> **Exercise task**: Pick up the Santa Clara County housing market report below and continue writing it from its last sentence.

Posted Tue May 18 03:29PMAttached, please find the most updated Market Dynamics statistics for Santa Clara County through April 2010. These statistics are for Single Family and Condo/Townhomes in Santa Clara County.
Here are some highlights to pay particular attention to as you review the data/graphs through April of 2010:
1. Median Price- April's Median Price continued its upward trajectory from March 2010/$520,000 to $542,000 in April (which is $112,000 than April one year ago). The SCC Median reached its low point in March, one year ago at $415,000. As we predicted over the last few months of 2009 and beginning of 2010, we are noting an increasingly higher rate of upper end sales in Santa Clara County (particularly between 2-5+ million). As these sales are now closing escrow, the median price in SCC has already climbed well above $500,000 and should approach $600,000 this year (last seen in July 2008 ($630,000).
2. Supply&Demand (Units)- We continue to see a dramatic distinction as we compare April 2008 with 2010 in the following categories; For Sale (supply/inventory), Under Contract (pending sales) and Sold (closed escrows). To illustrate when we compare Apr 08 with the same month in 2010 we see the following- For Sale properties/supply is down 36%. The number of under contract properties (pending sales) is up 92% and the sold/closed escrows are up 42%. The pattern and direction of this market for the past 7-8 months continues to be the same story; declining overall supply/inventory, increasing new sales and closed escrows. Normal seasonality is coming into play in 2010 as buyer demand continues to amplify moving well into the 2, 3, 4 and 5+ million price ranges at a significant rate as compared to the same time last year. Following an increase in sales and slow closing rate due to short sales and financing guidelines and challenges, we are now seeing closings coming through at a higher rate. This increasing closing activity in April, May and in the coming months will have a significant, positive affect on these monthly data points, further pointing to an imminent real estate recovery in Silicon Valley.
3. Months Supply of Inventory & Days on Market- The overall Months Supply of Inventory (months of inventory available based on the total existing supply divided by the rate of sales) dwindled down to a 2 year low range of 1.7 months supply at month end as compared to a fully adjusted MSI of 2.1 months in March 2010. This is down from a 2 year peak of 14.2 months in January of 08. The Months of Supply of Inventory declined each and every month in 2009 from 7.7 months in January to 2.6 months by year end. Days on market has remained under 60 days for the past 7-8 months, and has now dipped into the 50 day range in SCC. This reduction in the Days on Market is another indication of the improving residential real estate market.
4. Basic Absorption- The decline in the residual inventory levels continues(the remaining inventory each month excluding pending sales, closed sales and new listings). This segment is down -63% when comparing Apr 2008 and Apr 2010. More and more of the less desirable or unrealistically priced properties are either now selling (in the case of unrealistically priced- prices are being adjusted) or coming off the market. The other metrics are quite compelling with the comparison of April 2008 vs April 2010 we see Under Contract Properties/pendings increasing and up 92% and New listing inventory coming on the market remaining down 11%.

> **Data section**:

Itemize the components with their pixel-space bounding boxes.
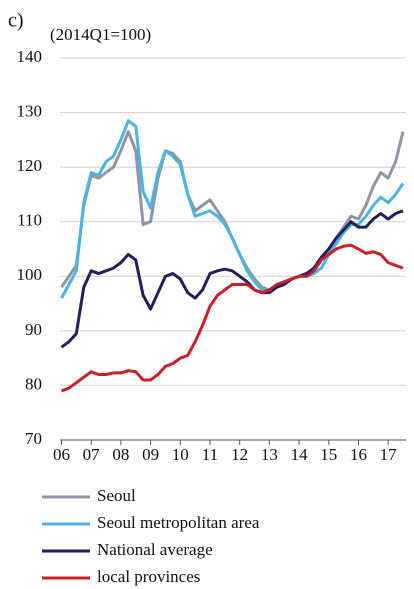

> **Right answer**:
5. Percent Under Contract- This is typically one of the most telling statistics of all because this is @ the line of scrimmage, where the market is today. Essentially when looking @ this stat, we are factoring of all the available inventory what percentage is under contract or a pending sale. Typically in any area we have seen where @ least 1 for every 4 available listings is under contract, we have a stable or appreciating market. Whenever we have seen this factor less than 1 out of 10 or less than 10%, we have sign prices more in a correction mode. We can look back historically and show where this occurred in pockets throughout SCC @ different times and how this was impacting values to the down or upside. At this point in time, SCC is @ a 2 year high with nearly 33.4% of all the available listings/supply under contract/in escrow. This percentage continues its progression and is up from last month's fully adjusted figure of over 29.1%, and is a 202% increase when compared to April of 2008 when this figure for SCC was at 11.1%. One year ago March, the percent under contract figure was 17.9%.
In conclusion, the market continues to stabilize and improve in the Santa Clara County and overall bay area residential real estate market. Listing inventory remains at historical lows, even with new inventory coming on, strong buyer demand is consuming these properties in relatively short periods of time. From our sales activity over the past 30 days and increasing even in the past several weeks and months, we are certain to see improving data and statistics in the news as these new sales are now closing escrow. We are fortunate to be right at the pulse of activity and trends and this should be an advantage to our clients and/or those that have an interest in following the most current market trends.
In addition to the positive current rate of sales, one of the most encouraging signs continues to be the increasing high-end sales activity, which was sluggish during much of 2009. This upper-end activity continues to increase and particularly in the $2-5+ million ranges. It will be very interesting to see the upward movement in the median price as these sales continue to close over the next 30, 60 and 90+ days. We are projecting a strong second quarter as this YTD (year to date) volume is up dramatically when compared to YTD 2009. As a company, Sereno Group is up 110% this YTD as compared to the same period in 2009. Most of the market and leading peer companies are up between 30-40% which is a strong indication for the market overall. We are in the midst the most balanced and active market we have seen in over 2-3 years.
Thank you and have a great evening and weekend.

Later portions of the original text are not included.